> **CHALLENGE**: Only the pictures are to be left out; set down the rest of the records exactly.

> **RECORDS SUPPLIED**:
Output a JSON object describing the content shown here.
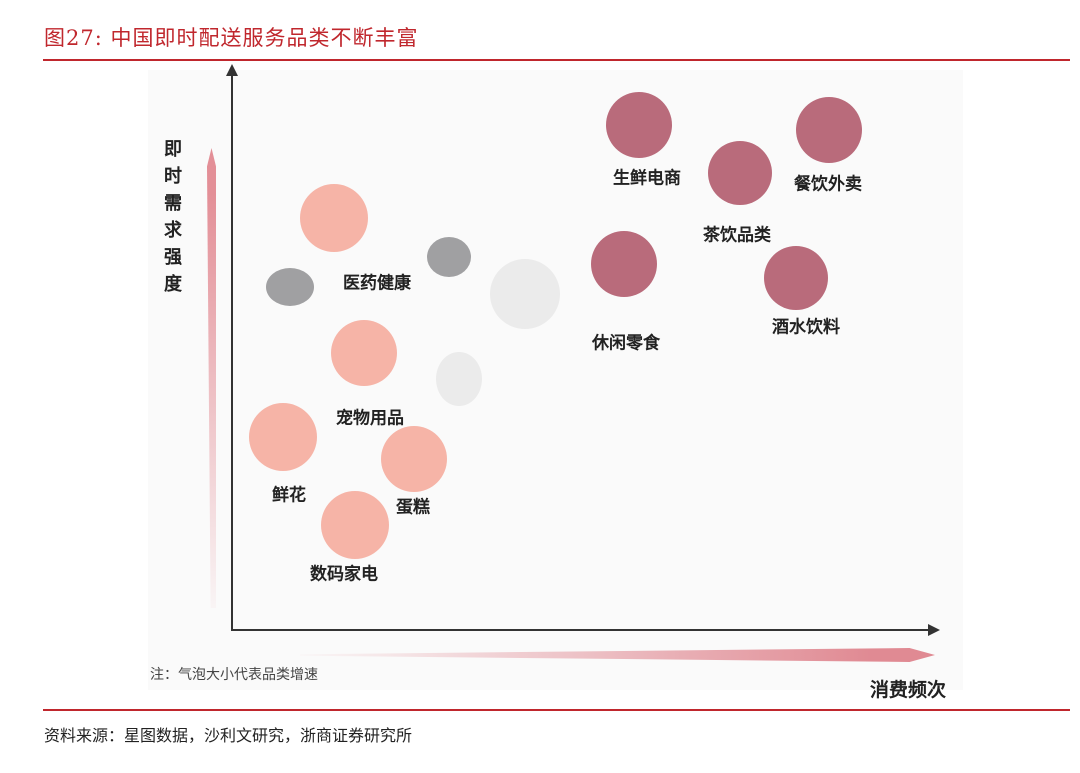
{
  "title": "图27:  中国即时配送服务品类不断丰富",
  "y_axis_label": "即时需求强度",
  "x_axis_label": "消费频次",
  "note": "注：气泡大小代表品类增速",
  "source": "资料来源：星图数据，沙利文研究，浙商证券研究所",
  "colors": {
    "accent": "#c0272d",
    "high": "#b96b7b",
    "low": "#f6b4a7",
    "gray": "#a0a0a2",
    "light": "#ebebeb"
  },
  "bubbles": [
    {
      "label": "生鲜电商",
      "group": "high"
    },
    {
      "label": "餐饮外卖",
      "group": "high"
    },
    {
      "label": "茶饮品类",
      "group": "high"
    },
    {
      "label": "休闲零食",
      "group": "high"
    },
    {
      "label": "酒水饮料",
      "group": "high"
    },
    {
      "label": "医药健康",
      "group": "low"
    },
    {
      "label": "宠物用品",
      "group": "low"
    },
    {
      "label": "鲜花",
      "group": "low"
    },
    {
      "label": "蛋糕",
      "group": "low"
    },
    {
      "label": "数码家电",
      "group": "low"
    },
    {
      "label": "",
      "group": "gray"
    },
    {
      "label": "",
      "group": "gray"
    },
    {
      "label": "",
      "group": "light"
    },
    {
      "label": "",
      "group": "light"
    }
  ]
}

> **OUTPUT**:
Output a JSON object describing the content shown here.
{
  "title": "图27:  中国即时配送服务品类不断丰富",
  "y_axis_label": "即时需求强度",
  "x_axis_label": "消费频次",
  "note": "注：气泡大小代表品类增速",
  "source": "资料来源：星图数据，沙利文研究，浙商证券研究所",
  "colors": {
    "accent": "#c0272d",
    "high": "#b96b7b",
    "low": "#f6b4a7",
    "gray": "#a0a0a2",
    "light": "#ebebeb"
  },
  "bubbles": [
    {
      "label": "生鲜电商",
      "group": "high"
    },
    {
      "label": "餐饮外卖",
      "group": "high"
    },
    {
      "label": "茶饮品类",
      "group": "high"
    },
    {
      "label": "休闲零食",
      "group": "high"
    },
    {
      "label": "酒水饮料",
      "group": "high"
    },
    {
      "label": "医药健康",
      "group": "low"
    },
    {
      "label": "宠物用品",
      "group": "low"
    },
    {
      "label": "鲜花",
      "group": "low"
    },
    {
      "label": "蛋糕",
      "group": "low"
    },
    {
      "label": "数码家电",
      "group": "low"
    },
    {
      "label": "",
      "group": "gray"
    },
    {
      "label": "",
      "group": "gray"
    },
    {
      "label": "",
      "group": "light"
    },
    {
      "label": "",
      "group": "light"
    }
  ]
}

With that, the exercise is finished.